### Work to be completed
Below is some material; set it all down exactly, apart from the pictures.

### The input
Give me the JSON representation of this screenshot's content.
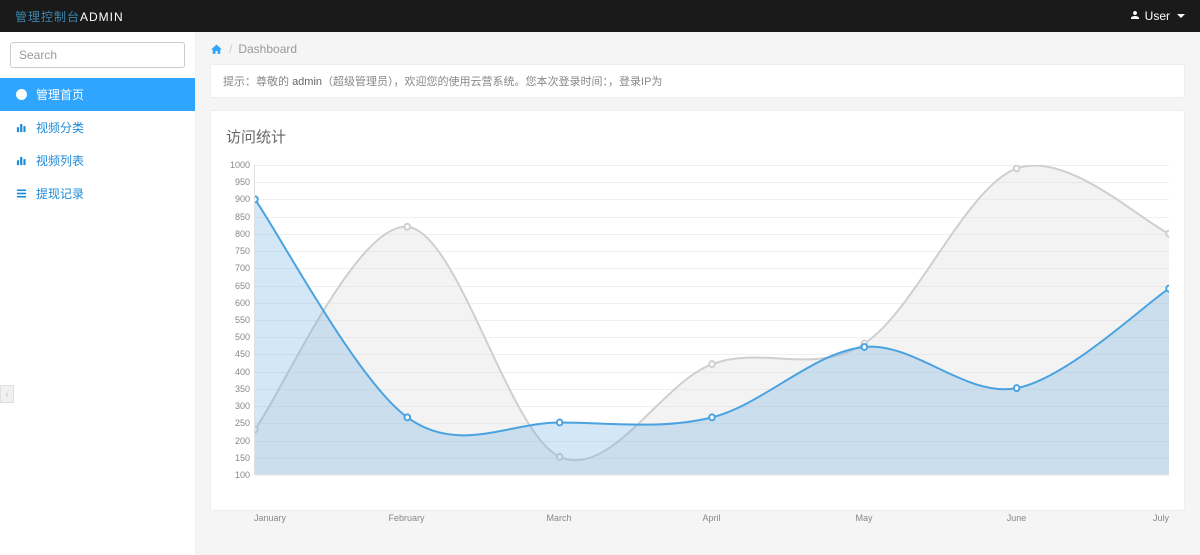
{
  "topbar": {
    "brand_zh": "管理控制台",
    "brand_en": "ADMIN",
    "user_label": "User"
  },
  "search": {
    "placeholder": "Search"
  },
  "sidebar": {
    "items": [
      {
        "label": "管理首页",
        "icon": "dashboard-icon"
      },
      {
        "label": "视频分类",
        "icon": "barchart-icon"
      },
      {
        "label": "视频列表",
        "icon": "barchart-icon"
      },
      {
        "label": "提现记录",
        "icon": "list-icon"
      }
    ]
  },
  "breadcrumb": {
    "current": "Dashboard",
    "sep": "/"
  },
  "alert": {
    "prefix": "提示：",
    "text1": "尊敬的 ",
    "bold": "admin",
    "text2": "（超级管理员），欢迎您的使用云营系统。您本次登录时间：，登录IP为"
  },
  "panel": {
    "title": "访问统计"
  },
  "chart_data": {
    "type": "line",
    "title": "访问统计",
    "xlabel": "",
    "ylabel": "",
    "ylim": [
      100,
      1000
    ],
    "categories": [
      "January",
      "February",
      "March",
      "April",
      "May",
      "June",
      "July"
    ],
    "y_ticks": [
      1000,
      950,
      900,
      850,
      800,
      750,
      700,
      650,
      600,
      550,
      500,
      450,
      400,
      350,
      300,
      250,
      200,
      150,
      100
    ],
    "series": [
      {
        "name": "series-blue",
        "color": "#4aa3e0",
        "fill": "rgba(108,176,227,0.3)",
        "values": [
          900,
          265,
          250,
          265,
          470,
          350,
          640
        ]
      },
      {
        "name": "series-gray",
        "color": "#cfcfcf",
        "fill": "rgba(220,220,220,0.35)",
        "values": [
          230,
          820,
          150,
          420,
          480,
          990,
          800
        ]
      }
    ]
  }
}
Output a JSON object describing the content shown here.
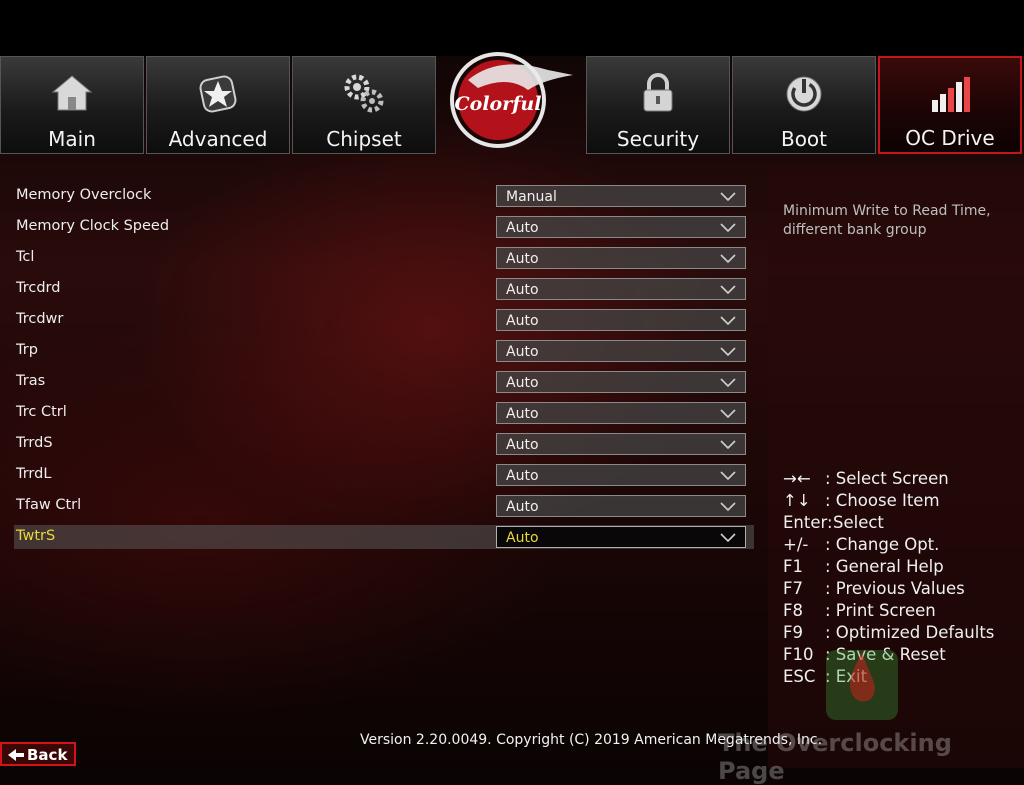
{
  "tabs": [
    {
      "label": "Main",
      "icon": "home-icon"
    },
    {
      "label": "Advanced",
      "icon": "advanced-star-icon"
    },
    {
      "label": "Chipset",
      "icon": "gears-icon"
    },
    {
      "label": "Security",
      "icon": "lock-icon"
    },
    {
      "label": "Boot",
      "icon": "power-icon"
    },
    {
      "label": "OC Drive",
      "icon": "bar-chart-icon"
    }
  ],
  "active_tab": "OC Drive",
  "logo": {
    "text": "Colorful"
  },
  "settings": [
    {
      "label": "Memory Overclock",
      "value": "Manual"
    },
    {
      "label": "Memory Clock Speed",
      "value": "Auto"
    },
    {
      "label": "Tcl",
      "value": "Auto"
    },
    {
      "label": "Trcdrd",
      "value": "Auto"
    },
    {
      "label": "Trcdwr",
      "value": "Auto"
    },
    {
      "label": "Trp",
      "value": "Auto"
    },
    {
      "label": "Tras",
      "value": "Auto"
    },
    {
      "label": "Trc Ctrl",
      "value": "Auto"
    },
    {
      "label": "TrrdS",
      "value": "Auto"
    },
    {
      "label": "TrrdL",
      "value": "Auto"
    },
    {
      "label": "Tfaw Ctrl",
      "value": "Auto"
    },
    {
      "label": "TwtrS",
      "value": "Auto"
    }
  ],
  "selected_setting": "TwtrS",
  "help_text": "Minimum Write to Read Time, different bank group",
  "key_help": [
    {
      "key": "→←",
      "desc": ": Select Screen"
    },
    {
      "key": "↑↓",
      "desc": ": Choose Item"
    },
    {
      "key": "Enter:",
      "desc": "Select"
    },
    {
      "key": "+/-",
      "desc": ": Change Opt."
    },
    {
      "key": "F1",
      "desc": ": General Help"
    },
    {
      "key": "F7",
      "desc": ": Previous Values"
    },
    {
      "key": "F8",
      "desc": ": Print Screen"
    },
    {
      "key": "F9",
      "desc": ": Optimized Defaults"
    },
    {
      "key": "F10",
      "desc": ": Save & Reset"
    },
    {
      "key": "ESC",
      "desc": ": Exit"
    }
  ],
  "version": "Version 2.20.0049. Copyright (C) 2019 American Megatrends, Inc.",
  "watermark": "The Overclocking Page",
  "back_label": "Back",
  "colors": {
    "accent": "#c0161c",
    "selected_text": "#e8d83a"
  }
}
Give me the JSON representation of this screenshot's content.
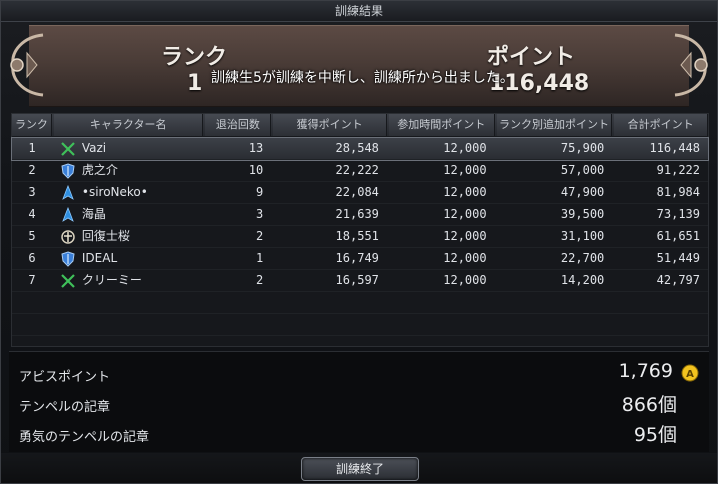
{
  "window": {
    "title": "訓練結果"
  },
  "banner": {
    "rank_label": "ランク",
    "rank_value": "1",
    "points_label": "ポイント",
    "points_value": "116,448",
    "notice": "訓練生5が訓練を中断し、訓練所から出ました。"
  },
  "table": {
    "columns": [
      "ランク",
      "キャラクター名",
      "退治回数",
      "獲得ポイント",
      "参加時間ポイント",
      "ランク別追加ポイント",
      "合計ポイント"
    ],
    "rows": [
      {
        "rank": "1",
        "class_icon": "sword-cross-icon",
        "name": "Vazi",
        "subdue": "13",
        "earned": "28,548",
        "time": "12,000",
        "bonus": "75,900",
        "total": "116,448"
      },
      {
        "rank": "2",
        "class_icon": "shield-icon",
        "name": "虎之介",
        "subdue": "10",
        "earned": "22,222",
        "time": "12,000",
        "bonus": "57,000",
        "total": "91,222"
      },
      {
        "rank": "3",
        "class_icon": "mage-icon",
        "name": "•siroNeko•",
        "subdue": "9",
        "earned": "22,084",
        "time": "12,000",
        "bonus": "47,900",
        "total": "81,984"
      },
      {
        "rank": "4",
        "class_icon": "mage-icon",
        "name": "海晶",
        "subdue": "3",
        "earned": "21,639",
        "time": "12,000",
        "bonus": "39,500",
        "total": "73,139"
      },
      {
        "rank": "5",
        "class_icon": "cleric-icon",
        "name": "回復士桜",
        "subdue": "2",
        "earned": "18,551",
        "time": "12,000",
        "bonus": "31,100",
        "total": "61,651"
      },
      {
        "rank": "6",
        "class_icon": "shield-icon",
        "name": "IDEAL",
        "subdue": "1",
        "earned": "16,749",
        "time": "12,000",
        "bonus": "22,700",
        "total": "51,449"
      },
      {
        "rank": "7",
        "class_icon": "sword-cross-icon",
        "name": "クリーミー",
        "subdue": "2",
        "earned": "16,597",
        "time": "12,000",
        "bonus": "14,200",
        "total": "42,797"
      }
    ]
  },
  "stats": {
    "abyss_label": "アビスポイント",
    "abyss_value": "1,769",
    "temple_label": "テンペルの記章",
    "temple_value": "866個",
    "courage_label": "勇気のテンペルの記章",
    "courage_value": "95個"
  },
  "footer": {
    "end_button": "訓練終了"
  },
  "colors": {
    "banner": "#4a3c37",
    "abyss_badge": "#f2c31f",
    "selected_row": "#3c4048"
  }
}
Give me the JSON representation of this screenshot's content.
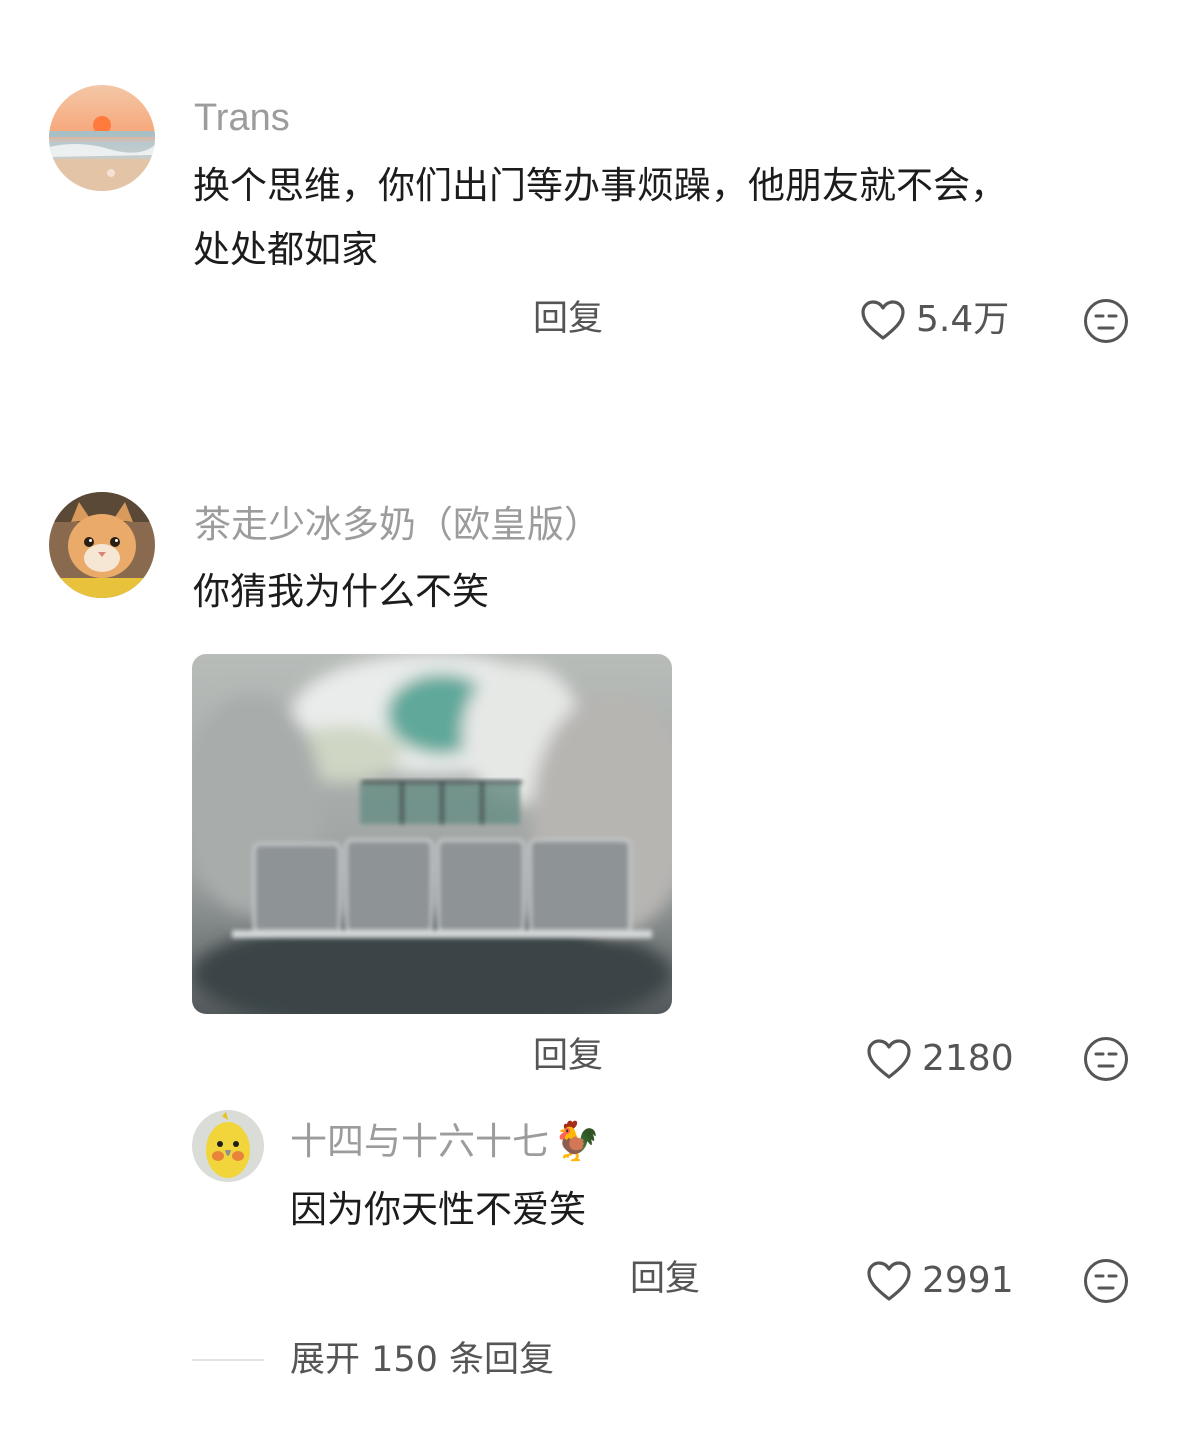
{
  "comments": [
    {
      "username": "Trans",
      "text_line1": "换个思维，你们出门等办事烦躁，他朋友就不会，",
      "text_line2": "处处都如家",
      "reply_label": "回复",
      "likes": "5.4万"
    },
    {
      "username": "茶走少冰多奶（欧皇版）",
      "text": "你猜我为什么不笑",
      "reply_label": "回复",
      "likes": "2180",
      "sub_reply": {
        "username": "十四与十六十七",
        "username_emoji": "🐓",
        "text": "因为你天性不爱笑",
        "reply_label": "回复",
        "likes": "2991"
      },
      "expand_label": "展开 150 条回复"
    }
  ],
  "colors": {
    "username": "#9c9c9c",
    "text": "#1c1c1c",
    "secondary": "#555555"
  },
  "icons": [
    "heart-outline-icon",
    "meh-face-icon",
    "rooster-emoji"
  ]
}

### Worked answer
Give me the JSON representation of this screenshot's content.
{
  "topbar": {
    "brand_zh": "管理控制台",
    "brand_en": "ADMIN",
    "user_label": "User"
  },
  "search": {
    "placeholder": "Search"
  },
  "sidebar": {
    "items": [
      {
        "label": "管理首页",
        "icon": "dashboard-icon"
      },
      {
        "label": "视频分类",
        "icon": "barchart-icon"
      },
      {
        "label": "视频列表",
        "icon": "barchart-icon"
      },
      {
        "label": "提现记录",
        "icon": "list-icon"
      }
    ]
  },
  "breadcrumb": {
    "current": "Dashboard",
    "sep": "/"
  },
  "alert": {
    "prefix": "提示：",
    "text1": "尊敬的 ",
    "bold": "admin",
    "text2": "（超级管理员），欢迎您的使用云营系统。您本次登录时间：，登录IP为"
  },
  "panel": {
    "title": "访问统计"
  },
  "chart_data": {
    "type": "line",
    "title": "访问统计",
    "xlabel": "",
    "ylabel": "",
    "ylim": [
      100,
      1000
    ],
    "categories": [
      "January",
      "February",
      "March",
      "April",
      "May",
      "June",
      "July"
    ],
    "y_ticks": [
      1000,
      950,
      900,
      850,
      800,
      750,
      700,
      650,
      600,
      550,
      500,
      450,
      400,
      350,
      300,
      250,
      200,
      150,
      100
    ],
    "series": [
      {
        "name": "series-blue",
        "color": "#4aa3e0",
        "fill": "rgba(108,176,227,0.3)",
        "values": [
          900,
          265,
          250,
          265,
          470,
          350,
          640
        ]
      },
      {
        "name": "series-gray",
        "color": "#cfcfcf",
        "fill": "rgba(220,220,220,0.35)",
        "values": [
          230,
          820,
          150,
          420,
          480,
          990,
          800
        ]
      }
    ]
  }
}
Output a JSON object describing the content shown here.
{
  "tabs": [
    {
      "label": "Main",
      "icon": "home-icon"
    },
    {
      "label": "Advanced",
      "icon": "advanced-star-icon"
    },
    {
      "label": "Chipset",
      "icon": "gears-icon"
    },
    {
      "label": "Security",
      "icon": "lock-icon"
    },
    {
      "label": "Boot",
      "icon": "power-icon"
    },
    {
      "label": "OC Drive",
      "icon": "bar-chart-icon"
    }
  ],
  "active_tab": "OC Drive",
  "logo": {
    "text": "Colorful"
  },
  "settings": [
    {
      "label": "Memory Overclock",
      "value": "Manual"
    },
    {
      "label": "Memory Clock Speed",
      "value": "Auto"
    },
    {
      "label": "Tcl",
      "value": "Auto"
    },
    {
      "label": "Trcdrd",
      "value": "Auto"
    },
    {
      "label": "Trcdwr",
      "value": "Auto"
    },
    {
      "label": "Trp",
      "value": "Auto"
    },
    {
      "label": "Tras",
      "value": "Auto"
    },
    {
      "label": "Trc Ctrl",
      "value": "Auto"
    },
    {
      "label": "TrrdS",
      "value": "Auto"
    },
    {
      "label": "TrrdL",
      "value": "Auto"
    },
    {
      "label": "Tfaw Ctrl",
      "value": "Auto"
    },
    {
      "label": "TwtrS",
      "value": "Auto"
    }
  ],
  "selected_setting": "TwtrS",
  "help_text": "Minimum Write to Read Time, different bank group",
  "key_help": [
    {
      "key": "→←",
      "desc": ": Select Screen"
    },
    {
      "key": "↑↓",
      "desc": ": Choose Item"
    },
    {
      "key": "Enter:",
      "desc": "Select"
    },
    {
      "key": "+/-",
      "desc": ": Change Opt."
    },
    {
      "key": "F1",
      "desc": ": General Help"
    },
    {
      "key": "F7",
      "desc": ": Previous Values"
    },
    {
      "key": "F8",
      "desc": ": Print Screen"
    },
    {
      "key": "F9",
      "desc": ": Optimized Defaults"
    },
    {
      "key": "F10",
      "desc": ": Save & Reset"
    },
    {
      "key": "ESC",
      "desc": ": Exit"
    }
  ],
  "version": "Version 2.20.0049. Copyright (C) 2019 American Megatrends, Inc.",
  "watermark": "The Overclocking Page",
  "back_label": "Back",
  "colors": {
    "accent": "#c0161c",
    "selected_text": "#e8d83a"
  }
}
Give me the JSON representation of this screenshot's content.
{
  "window": {
    "title": "訓練結果"
  },
  "banner": {
    "rank_label": "ランク",
    "rank_value": "1",
    "points_label": "ポイント",
    "points_value": "116,448",
    "notice": "訓練生5が訓練を中断し、訓練所から出ました。"
  },
  "table": {
    "columns": [
      "ランク",
      "キャラクター名",
      "退治回数",
      "獲得ポイント",
      "参加時間ポイント",
      "ランク別追加ポイント",
      "合計ポイント"
    ],
    "rows": [
      {
        "rank": "1",
        "class_icon": "sword-cross-icon",
        "name": "Vazi",
        "subdue": "13",
        "earned": "28,548",
        "time": "12,000",
        "bonus": "75,900",
        "total": "116,448"
      },
      {
        "rank": "2",
        "class_icon": "shield-icon",
        "name": "虎之介",
        "subdue": "10",
        "earned": "22,222",
        "time": "12,000",
        "bonus": "57,000",
        "total": "91,222"
      },
      {
        "rank": "3",
        "class_icon": "mage-icon",
        "name": "•siroNeko•",
        "subdue": "9",
        "earned": "22,084",
        "time": "12,000",
        "bonus": "47,900",
        "total": "81,984"
      },
      {
        "rank": "4",
        "class_icon": "mage-icon",
        "name": "海晶",
        "subdue": "3",
        "earned": "21,639",
        "time": "12,000",
        "bonus": "39,500",
        "total": "73,139"
      },
      {
        "rank": "5",
        "class_icon": "cleric-icon",
        "name": "回復士桜",
        "subdue": "2",
        "earned": "18,551",
        "time": "12,000",
        "bonus": "31,100",
        "total": "61,651"
      },
      {
        "rank": "6",
        "class_icon": "shield-icon",
        "name": "IDEAL",
        "subdue": "1",
        "earned": "16,749",
        "time": "12,000",
        "bonus": "22,700",
        "total": "51,449"
      },
      {
        "rank": "7",
        "class_icon": "sword-cross-icon",
        "name": "クリーミー",
        "subdue": "2",
        "earned": "16,597",
        "time": "12,000",
        "bonus": "14,200",
        "total": "42,797"
      }
    ]
  },
  "stats": {
    "abyss_label": "アビスポイント",
    "abyss_value": "1,769",
    "temple_label": "テンペルの記章",
    "temple_value": "866個",
    "courage_label": "勇気のテンペルの記章",
    "courage_value": "95個"
  },
  "footer": {
    "end_button": "訓練終了"
  },
  "colors": {
    "banner": "#4a3c37",
    "abyss_badge": "#f2c31f",
    "selected_row": "#3c4048"
  }
}
Give me the JSON representation of this screenshot's content.
{
  "comments": [
    {
      "username": "Trans",
      "text_line1": "换个思维，你们出门等办事烦躁，他朋友就不会，",
      "text_line2": "处处都如家",
      "reply_label": "回复",
      "likes": "5.4万"
    },
    {
      "username": "茶走少冰多奶（欧皇版）",
      "text": "你猜我为什么不笑",
      "reply_label": "回复",
      "likes": "2180",
      "sub_reply": {
        "username": "十四与十六十七",
        "username_emoji": "🐓",
        "text": "因为你天性不爱笑",
        "reply_label": "回复",
        "likes": "2991"
      },
      "expand_label": "展开 150 条回复"
    }
  ],
  "colors": {
    "username": "#9c9c9c",
    "text": "#1c1c1c",
    "secondary": "#555555"
  },
  "icons": [
    "heart-outline-icon",
    "meh-face-icon",
    "rooster-emoji"
  ]
}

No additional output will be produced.